YOUR TASK:
Each record below should be output verbatim, without pictures.

Saved entries:
------------------------------------

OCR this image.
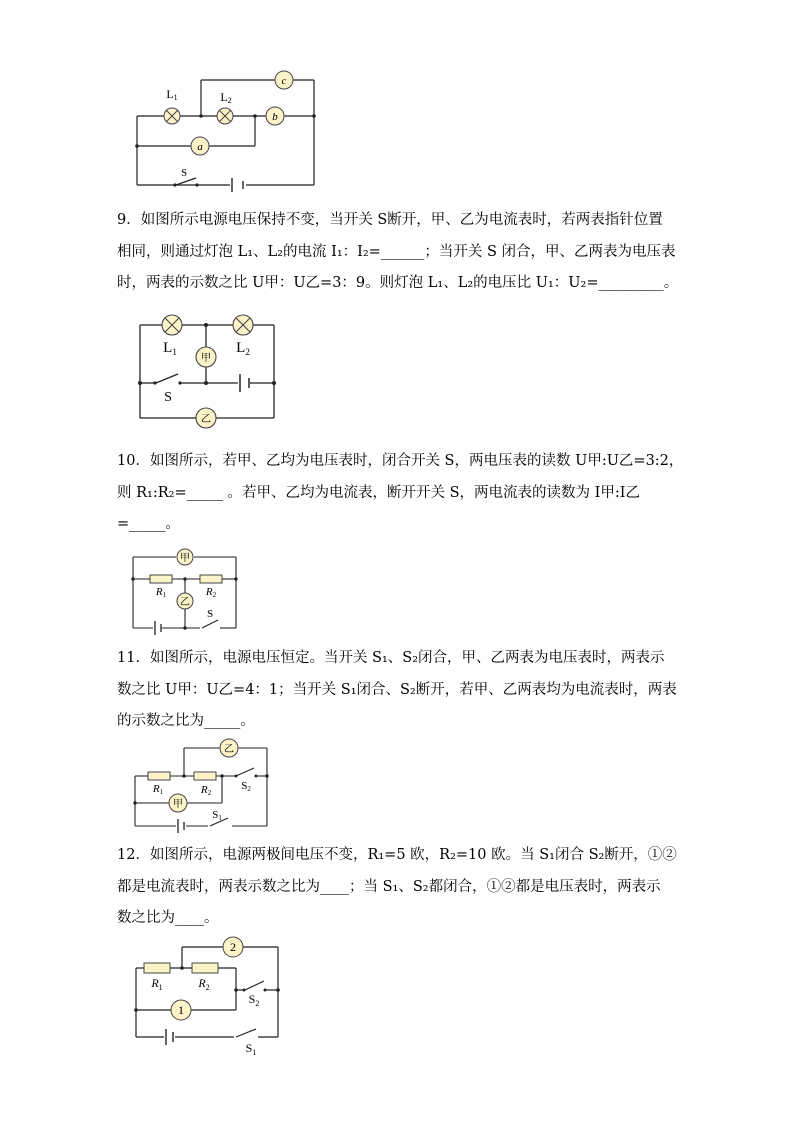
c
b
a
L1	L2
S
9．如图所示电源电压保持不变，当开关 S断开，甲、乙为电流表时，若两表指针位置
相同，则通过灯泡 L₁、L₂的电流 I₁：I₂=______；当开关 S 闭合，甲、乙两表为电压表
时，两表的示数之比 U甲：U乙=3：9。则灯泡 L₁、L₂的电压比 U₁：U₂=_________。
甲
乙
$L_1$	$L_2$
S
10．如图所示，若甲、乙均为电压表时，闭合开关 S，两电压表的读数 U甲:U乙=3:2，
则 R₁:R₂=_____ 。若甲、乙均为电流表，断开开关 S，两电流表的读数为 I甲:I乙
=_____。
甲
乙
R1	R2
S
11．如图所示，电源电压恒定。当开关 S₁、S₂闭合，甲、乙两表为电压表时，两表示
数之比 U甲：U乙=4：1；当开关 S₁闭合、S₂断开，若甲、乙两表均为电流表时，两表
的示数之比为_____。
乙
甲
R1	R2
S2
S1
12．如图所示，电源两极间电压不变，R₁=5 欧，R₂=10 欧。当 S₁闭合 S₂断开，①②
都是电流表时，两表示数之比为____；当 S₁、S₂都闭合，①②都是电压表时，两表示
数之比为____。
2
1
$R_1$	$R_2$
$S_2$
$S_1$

------------------------------------

SOLUTION FOR THIS PROBLEM:
OCR this image.
c
b
a
L1	L2
S
9．如图所示电源电压保持不变，当开关 S断开，甲、乙为电流表时，若两表指针位置
相同，则通过灯泡 L₁、L₂的电流 I₁：I₂=______；当开关 S 闭合，甲、乙两表为电压表
时，两表的示数之比 U甲：U乙=3：9。则灯泡 L₁、L₂的电压比 U₁：U₂=_________。
甲
乙
$L_1$	$L_2$
S
10．如图所示，若甲、乙均为电压表时，闭合开关 S，两电压表的读数 U甲:U乙=3:2，
则 R₁:R₂=_____ 。若甲、乙均为电流表，断开开关 S，两电流表的读数为 I甲:I乙
=_____。
甲
乙
R1	R2
S
11．如图所示，电源电压恒定。当开关 S₁、S₂闭合，甲、乙两表为电压表时，两表示
数之比 U甲：U乙=4：1；当开关 S₁闭合、S₂断开，若甲、乙两表均为电流表时，两表
的示数之比为_____。
乙
甲
R1	R2
S2
S1
12．如图所示，电源两极间电压不变，R₁=5 欧，R₂=10 欧。当 S₁闭合 S₂断开，①②
都是电流表时，两表示数之比为____；当 S₁、S₂都闭合，①②都是电压表时，两表示
数之比为____。
2
1
$R_1$	$R_2$
$S_2$
$S_1$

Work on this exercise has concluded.